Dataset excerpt

---------------

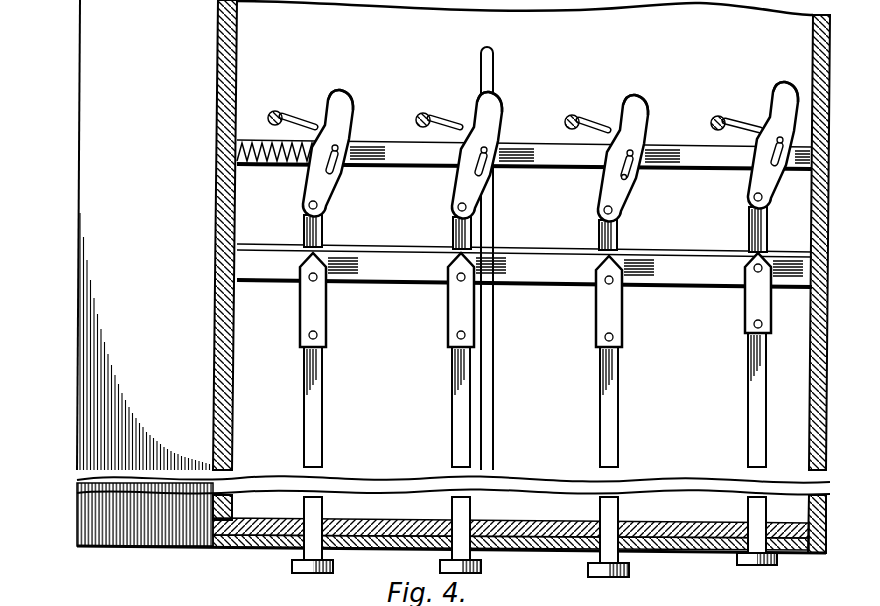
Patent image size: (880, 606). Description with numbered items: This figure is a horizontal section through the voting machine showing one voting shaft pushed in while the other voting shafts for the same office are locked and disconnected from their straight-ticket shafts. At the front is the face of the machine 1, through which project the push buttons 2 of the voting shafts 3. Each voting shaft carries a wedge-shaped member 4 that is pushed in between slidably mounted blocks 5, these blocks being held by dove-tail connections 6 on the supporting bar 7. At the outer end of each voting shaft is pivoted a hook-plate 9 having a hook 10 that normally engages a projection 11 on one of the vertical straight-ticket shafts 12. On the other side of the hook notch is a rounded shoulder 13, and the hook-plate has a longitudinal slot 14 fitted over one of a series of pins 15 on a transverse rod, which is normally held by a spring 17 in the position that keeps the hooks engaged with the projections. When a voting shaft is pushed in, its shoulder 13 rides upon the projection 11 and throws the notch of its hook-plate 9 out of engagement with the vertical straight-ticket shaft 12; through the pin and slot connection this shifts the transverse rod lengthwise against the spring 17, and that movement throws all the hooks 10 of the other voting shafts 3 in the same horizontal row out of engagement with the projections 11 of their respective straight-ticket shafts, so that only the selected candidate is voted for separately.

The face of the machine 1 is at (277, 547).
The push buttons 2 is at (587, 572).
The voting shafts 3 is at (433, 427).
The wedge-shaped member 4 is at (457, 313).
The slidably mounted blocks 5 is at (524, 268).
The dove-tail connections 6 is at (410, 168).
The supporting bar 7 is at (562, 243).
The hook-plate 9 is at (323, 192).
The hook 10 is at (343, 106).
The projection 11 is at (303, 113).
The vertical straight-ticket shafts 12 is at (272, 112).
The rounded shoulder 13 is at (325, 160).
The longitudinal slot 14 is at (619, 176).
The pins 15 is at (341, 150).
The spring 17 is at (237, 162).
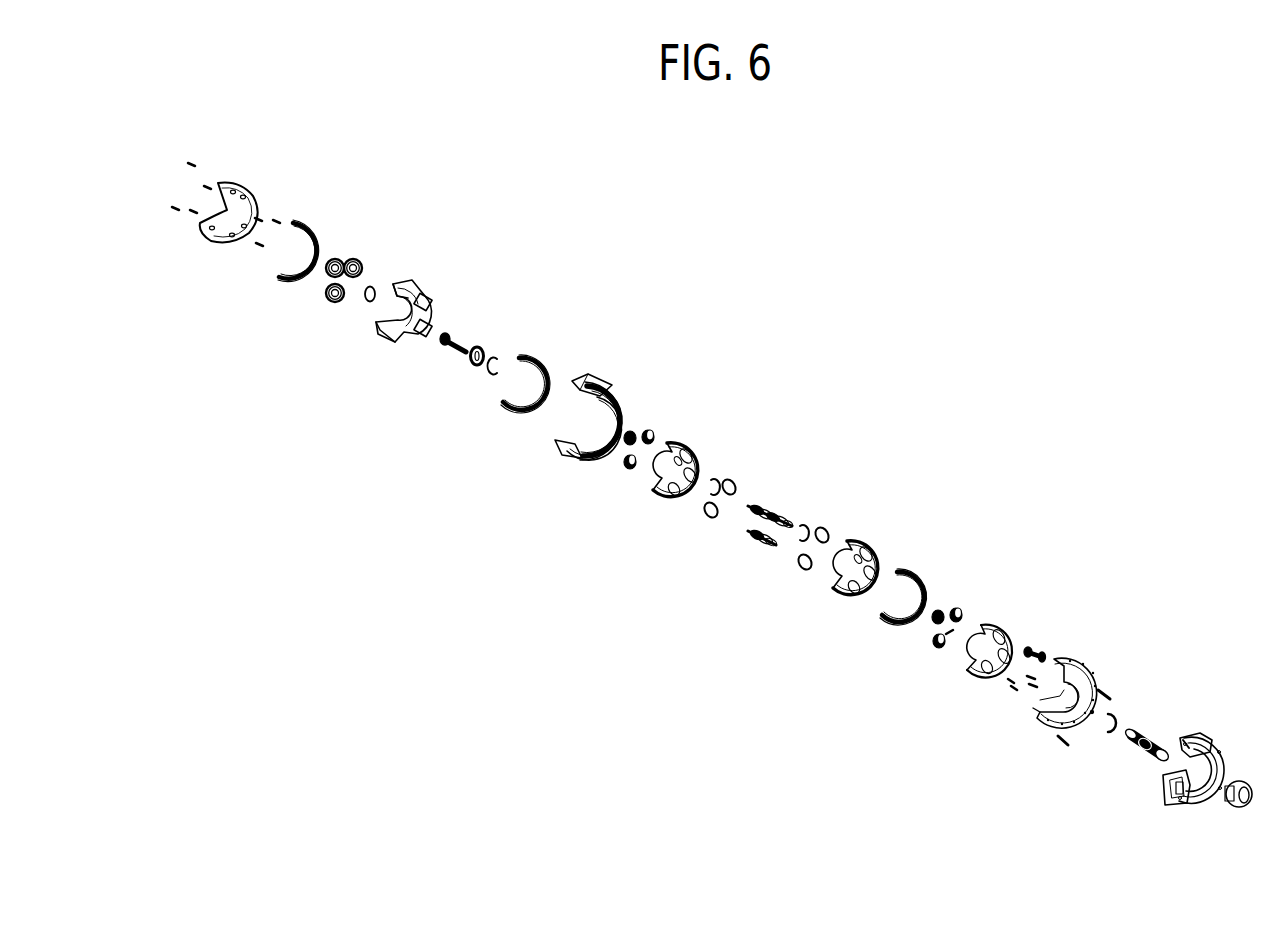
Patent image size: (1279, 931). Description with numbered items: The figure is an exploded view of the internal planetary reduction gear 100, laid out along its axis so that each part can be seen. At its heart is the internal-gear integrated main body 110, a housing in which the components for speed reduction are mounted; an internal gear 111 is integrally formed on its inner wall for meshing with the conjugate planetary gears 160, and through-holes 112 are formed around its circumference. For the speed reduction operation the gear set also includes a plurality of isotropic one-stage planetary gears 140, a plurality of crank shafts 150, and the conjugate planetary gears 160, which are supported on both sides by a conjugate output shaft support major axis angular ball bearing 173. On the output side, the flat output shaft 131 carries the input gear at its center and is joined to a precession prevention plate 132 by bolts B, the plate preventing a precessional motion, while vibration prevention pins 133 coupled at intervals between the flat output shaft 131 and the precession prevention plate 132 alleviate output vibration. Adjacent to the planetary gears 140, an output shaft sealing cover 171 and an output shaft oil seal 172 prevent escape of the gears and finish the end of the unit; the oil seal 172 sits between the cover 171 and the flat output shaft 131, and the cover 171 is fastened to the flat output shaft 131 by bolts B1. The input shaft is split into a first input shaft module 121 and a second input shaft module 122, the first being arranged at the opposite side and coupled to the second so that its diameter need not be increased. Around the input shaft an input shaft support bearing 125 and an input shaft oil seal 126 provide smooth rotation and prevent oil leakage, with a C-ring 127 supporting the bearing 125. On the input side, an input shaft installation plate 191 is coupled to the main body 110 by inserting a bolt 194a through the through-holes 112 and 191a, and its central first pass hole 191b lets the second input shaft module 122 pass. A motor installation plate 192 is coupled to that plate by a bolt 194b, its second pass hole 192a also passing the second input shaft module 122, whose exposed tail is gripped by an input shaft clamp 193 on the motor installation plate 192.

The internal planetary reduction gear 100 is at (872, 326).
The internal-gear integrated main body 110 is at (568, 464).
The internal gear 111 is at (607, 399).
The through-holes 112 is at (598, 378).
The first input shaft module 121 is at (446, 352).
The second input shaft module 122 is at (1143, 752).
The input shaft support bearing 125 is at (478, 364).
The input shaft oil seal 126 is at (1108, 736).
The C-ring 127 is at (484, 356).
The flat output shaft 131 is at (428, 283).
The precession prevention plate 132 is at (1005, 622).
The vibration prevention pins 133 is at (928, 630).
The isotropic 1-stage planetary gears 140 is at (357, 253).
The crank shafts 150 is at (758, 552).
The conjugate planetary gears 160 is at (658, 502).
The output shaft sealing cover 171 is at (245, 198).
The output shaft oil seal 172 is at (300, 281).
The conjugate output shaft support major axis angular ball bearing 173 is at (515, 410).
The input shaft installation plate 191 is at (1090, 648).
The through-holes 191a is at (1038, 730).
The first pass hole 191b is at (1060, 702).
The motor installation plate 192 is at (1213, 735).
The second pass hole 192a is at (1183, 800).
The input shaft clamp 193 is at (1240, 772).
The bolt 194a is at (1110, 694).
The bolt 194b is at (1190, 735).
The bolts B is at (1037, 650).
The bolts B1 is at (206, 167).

---------------

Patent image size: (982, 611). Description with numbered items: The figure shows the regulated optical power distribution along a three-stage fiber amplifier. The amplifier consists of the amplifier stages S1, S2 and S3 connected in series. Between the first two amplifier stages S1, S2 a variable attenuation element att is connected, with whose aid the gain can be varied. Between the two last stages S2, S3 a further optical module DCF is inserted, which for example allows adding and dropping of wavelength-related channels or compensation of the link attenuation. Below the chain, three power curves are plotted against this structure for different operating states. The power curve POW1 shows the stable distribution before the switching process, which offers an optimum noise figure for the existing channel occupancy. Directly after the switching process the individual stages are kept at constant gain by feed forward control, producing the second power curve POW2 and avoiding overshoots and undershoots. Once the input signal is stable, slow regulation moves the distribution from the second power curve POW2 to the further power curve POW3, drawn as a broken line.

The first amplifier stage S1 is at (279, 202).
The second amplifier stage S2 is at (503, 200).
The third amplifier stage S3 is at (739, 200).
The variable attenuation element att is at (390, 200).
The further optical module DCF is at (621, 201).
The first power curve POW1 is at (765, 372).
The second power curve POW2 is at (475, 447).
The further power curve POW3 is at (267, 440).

---------------

**YOUR GOAL:**
Extract the lines above verbatim, from the line with "Patent image size: (880, 606)." up to and including the line with "The supporting bar 7 is at (562, 243).".

**WRITTEN SOLUTION:**
Patent image size: (880, 606). Description with numbered items: This figure is a horizontal section through the voting machine showing one voting shaft pushed in while the other voting shafts for the same office are locked and disconnected from their straight-ticket shafts. At the front is the face of the machine 1, through which project the push buttons 2 of the voting shafts 3. Each voting shaft carries a wedge-shaped member 4 that is pushed in between slidably mounted blocks 5, these blocks being held by dove-tail connections 6 on the supporting bar 7. At the outer end of each voting shaft is pivoted a hook-plate 9 having a hook 10 that normally engages a projection 11 on one of the vertical straight-ticket shafts 12. On the other side of the hook notch is a rounded shoulder 13, and the hook-plate has a longitudinal slot 14 fitted over one of a series of pins 15 on a transverse rod, which is normally held by a spring 17 in the position that keeps the hooks engaged with the projections. When a voting shaft is pushed in, its shoulder 13 rides upon the projection 11 and throws the notch of its hook-plate 9 out of engagement with the vertical straight-ticket shaft 12; through the pin and slot connection this shifts the transverse rod lengthwise against the spring 17, and that movement throws all the hooks 10 of the other voting shafts 3 in the same horizontal row out of engagement with the projections 11 of their respective straight-ticket shafts, so that only the selected candidate is voted for separately.

The face of the machine 1 is at (277, 547).
The push buttons 2 is at (587, 572).
The voting shafts 3 is at (433, 427).
The wedge-shaped member 4 is at (457, 313).
The slidably mounted blocks 5 is at (524, 268).
The dove-tail connections 6 is at (410, 168).
The supporting bar 7 is at (562, 243).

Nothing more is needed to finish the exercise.